### Record list:

::::::

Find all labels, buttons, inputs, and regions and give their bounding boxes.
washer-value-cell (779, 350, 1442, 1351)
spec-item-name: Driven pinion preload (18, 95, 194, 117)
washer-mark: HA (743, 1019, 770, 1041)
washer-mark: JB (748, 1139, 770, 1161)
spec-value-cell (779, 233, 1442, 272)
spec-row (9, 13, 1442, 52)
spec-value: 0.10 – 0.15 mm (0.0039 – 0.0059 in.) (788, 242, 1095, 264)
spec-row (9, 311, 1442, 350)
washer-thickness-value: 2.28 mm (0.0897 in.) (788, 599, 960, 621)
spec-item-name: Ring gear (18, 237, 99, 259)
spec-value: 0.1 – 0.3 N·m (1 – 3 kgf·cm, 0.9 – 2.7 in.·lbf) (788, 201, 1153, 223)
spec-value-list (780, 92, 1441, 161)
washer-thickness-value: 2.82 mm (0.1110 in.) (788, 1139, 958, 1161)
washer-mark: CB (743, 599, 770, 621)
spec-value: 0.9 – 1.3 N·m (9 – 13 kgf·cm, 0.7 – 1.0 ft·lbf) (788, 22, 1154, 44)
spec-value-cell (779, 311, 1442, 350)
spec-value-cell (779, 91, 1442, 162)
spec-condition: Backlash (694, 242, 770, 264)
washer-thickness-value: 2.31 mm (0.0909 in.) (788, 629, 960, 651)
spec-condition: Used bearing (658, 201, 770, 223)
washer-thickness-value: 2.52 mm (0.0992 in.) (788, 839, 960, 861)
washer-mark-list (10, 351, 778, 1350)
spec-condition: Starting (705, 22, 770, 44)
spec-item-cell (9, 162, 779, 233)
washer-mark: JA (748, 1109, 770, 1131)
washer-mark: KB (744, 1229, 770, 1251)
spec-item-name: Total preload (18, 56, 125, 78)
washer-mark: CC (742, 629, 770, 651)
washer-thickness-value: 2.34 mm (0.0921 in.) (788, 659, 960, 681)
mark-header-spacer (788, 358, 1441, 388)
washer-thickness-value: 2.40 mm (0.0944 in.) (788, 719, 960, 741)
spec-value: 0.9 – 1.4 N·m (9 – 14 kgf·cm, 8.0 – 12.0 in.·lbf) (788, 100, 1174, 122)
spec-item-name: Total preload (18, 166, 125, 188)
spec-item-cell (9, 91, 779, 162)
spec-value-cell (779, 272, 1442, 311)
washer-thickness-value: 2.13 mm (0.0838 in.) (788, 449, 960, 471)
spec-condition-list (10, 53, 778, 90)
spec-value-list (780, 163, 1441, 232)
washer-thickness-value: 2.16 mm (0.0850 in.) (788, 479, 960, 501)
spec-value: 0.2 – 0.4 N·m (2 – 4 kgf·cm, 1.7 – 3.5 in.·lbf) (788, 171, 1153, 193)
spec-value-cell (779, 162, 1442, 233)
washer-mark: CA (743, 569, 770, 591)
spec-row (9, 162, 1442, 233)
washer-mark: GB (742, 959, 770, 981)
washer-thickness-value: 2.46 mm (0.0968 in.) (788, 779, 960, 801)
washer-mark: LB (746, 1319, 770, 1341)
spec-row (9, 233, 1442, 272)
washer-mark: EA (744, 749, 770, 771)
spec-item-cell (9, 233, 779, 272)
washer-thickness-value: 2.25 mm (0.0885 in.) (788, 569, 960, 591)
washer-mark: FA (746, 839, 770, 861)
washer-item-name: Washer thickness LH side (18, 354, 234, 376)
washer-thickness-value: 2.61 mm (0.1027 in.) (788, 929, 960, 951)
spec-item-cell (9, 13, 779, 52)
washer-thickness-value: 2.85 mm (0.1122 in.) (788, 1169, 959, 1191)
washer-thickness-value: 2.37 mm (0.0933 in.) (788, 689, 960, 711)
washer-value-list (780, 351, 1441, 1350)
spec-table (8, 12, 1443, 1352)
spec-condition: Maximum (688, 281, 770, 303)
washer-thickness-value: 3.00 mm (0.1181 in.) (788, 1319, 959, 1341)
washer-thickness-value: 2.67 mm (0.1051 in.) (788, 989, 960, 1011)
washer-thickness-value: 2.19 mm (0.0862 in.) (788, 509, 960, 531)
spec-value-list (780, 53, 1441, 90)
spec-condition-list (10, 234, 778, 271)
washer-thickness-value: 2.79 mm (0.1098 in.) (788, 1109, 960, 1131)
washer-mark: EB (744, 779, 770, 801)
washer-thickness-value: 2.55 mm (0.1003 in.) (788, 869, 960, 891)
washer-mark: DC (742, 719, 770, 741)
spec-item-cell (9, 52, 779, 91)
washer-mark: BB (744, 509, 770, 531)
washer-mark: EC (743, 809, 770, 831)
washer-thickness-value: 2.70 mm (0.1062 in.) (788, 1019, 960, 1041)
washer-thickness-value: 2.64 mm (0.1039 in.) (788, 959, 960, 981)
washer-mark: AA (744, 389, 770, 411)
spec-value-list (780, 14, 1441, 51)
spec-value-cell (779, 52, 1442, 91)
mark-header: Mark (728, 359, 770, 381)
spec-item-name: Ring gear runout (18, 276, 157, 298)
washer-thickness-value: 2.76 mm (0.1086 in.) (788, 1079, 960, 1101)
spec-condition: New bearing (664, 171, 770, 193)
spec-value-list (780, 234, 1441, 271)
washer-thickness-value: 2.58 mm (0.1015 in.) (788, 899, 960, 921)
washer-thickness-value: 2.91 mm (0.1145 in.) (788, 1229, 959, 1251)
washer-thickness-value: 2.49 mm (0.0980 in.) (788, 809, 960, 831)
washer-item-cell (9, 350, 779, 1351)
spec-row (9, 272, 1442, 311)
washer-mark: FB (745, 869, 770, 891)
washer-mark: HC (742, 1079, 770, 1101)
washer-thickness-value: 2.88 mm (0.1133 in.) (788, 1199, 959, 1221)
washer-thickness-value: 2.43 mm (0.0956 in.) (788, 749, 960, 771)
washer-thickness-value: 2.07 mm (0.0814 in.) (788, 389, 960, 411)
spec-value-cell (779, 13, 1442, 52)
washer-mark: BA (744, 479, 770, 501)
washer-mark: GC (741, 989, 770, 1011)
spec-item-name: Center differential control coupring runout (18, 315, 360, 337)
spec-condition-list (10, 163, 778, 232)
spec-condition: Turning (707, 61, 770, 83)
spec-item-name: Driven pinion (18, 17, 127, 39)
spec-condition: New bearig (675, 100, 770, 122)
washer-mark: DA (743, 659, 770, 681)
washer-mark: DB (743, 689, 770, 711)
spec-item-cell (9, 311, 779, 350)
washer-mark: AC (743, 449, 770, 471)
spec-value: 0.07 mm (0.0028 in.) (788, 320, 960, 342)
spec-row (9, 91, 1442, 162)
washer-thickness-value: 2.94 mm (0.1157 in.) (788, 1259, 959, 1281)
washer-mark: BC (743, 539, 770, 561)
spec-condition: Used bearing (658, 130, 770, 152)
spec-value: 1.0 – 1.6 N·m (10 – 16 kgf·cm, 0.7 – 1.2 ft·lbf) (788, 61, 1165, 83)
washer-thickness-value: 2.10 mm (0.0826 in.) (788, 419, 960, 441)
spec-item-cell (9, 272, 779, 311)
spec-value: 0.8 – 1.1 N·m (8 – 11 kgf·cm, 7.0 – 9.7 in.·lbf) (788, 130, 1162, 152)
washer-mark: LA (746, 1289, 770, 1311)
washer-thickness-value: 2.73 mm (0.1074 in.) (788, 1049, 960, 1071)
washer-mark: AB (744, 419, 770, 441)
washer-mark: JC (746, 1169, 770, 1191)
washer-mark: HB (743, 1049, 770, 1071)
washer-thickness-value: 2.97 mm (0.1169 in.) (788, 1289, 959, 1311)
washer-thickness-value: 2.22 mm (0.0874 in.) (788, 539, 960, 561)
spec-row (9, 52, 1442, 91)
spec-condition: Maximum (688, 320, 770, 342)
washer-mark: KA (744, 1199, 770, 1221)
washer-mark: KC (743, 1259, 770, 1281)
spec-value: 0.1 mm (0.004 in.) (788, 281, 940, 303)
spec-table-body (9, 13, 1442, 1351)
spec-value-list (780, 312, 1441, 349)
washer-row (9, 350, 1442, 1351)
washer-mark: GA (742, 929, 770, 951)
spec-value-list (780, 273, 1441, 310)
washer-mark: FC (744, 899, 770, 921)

::::::

### Objective:
Please write out everything in the listing above, from its first line down to and including the line that contains "washer-mark: CC (742, 629, 770, 651)", copying each line character for character.

### Final result:
Find all labels, buttons, inputs, and regions and give their bounding boxes.
washer-value-cell (779, 350, 1442, 1351)
spec-item-name: Driven pinion preload (18, 95, 194, 117)
washer-mark: HA (743, 1019, 770, 1041)
washer-mark: JB (748, 1139, 770, 1161)
spec-value-cell (779, 233, 1442, 272)
spec-row (9, 13, 1442, 52)
spec-value: 0.10 – 0.15 mm (0.0039 – 0.0059 in.) (788, 242, 1095, 264)
spec-row (9, 311, 1442, 350)
washer-thickness-value: 2.28 mm (0.0897 in.) (788, 599, 960, 621)
spec-item-name: Ring gear (18, 237, 99, 259)
spec-value: 0.1 – 0.3 N·m (1 – 3 kgf·cm, 0.9 – 2.7 in.·lbf) (788, 201, 1153, 223)
spec-value-list (780, 92, 1441, 161)
washer-thickness-value: 2.82 mm (0.1110 in.) (788, 1139, 958, 1161)
washer-mark: CB (743, 599, 770, 621)
spec-value: 0.9 – 1.3 N·m (9 – 13 kgf·cm, 0.7 – 1.0 ft·lbf) (788, 22, 1154, 44)
spec-value-cell (779, 311, 1442, 350)
spec-value-cell (779, 91, 1442, 162)
spec-condition: Backlash (694, 242, 770, 264)
washer-thickness-value: 2.31 mm (0.0909 in.) (788, 629, 960, 651)
spec-condition: Used bearing (658, 201, 770, 223)
washer-thickness-value: 2.52 mm (0.0992 in.) (788, 839, 960, 861)
washer-mark-list (10, 351, 778, 1350)
spec-condition: Starting (705, 22, 770, 44)
spec-item-cell (9, 162, 779, 233)
washer-mark: JA (748, 1109, 770, 1131)
washer-mark: KB (744, 1229, 770, 1251)
spec-item-name: Total preload (18, 56, 125, 78)
washer-mark: CC (742, 629, 770, 651)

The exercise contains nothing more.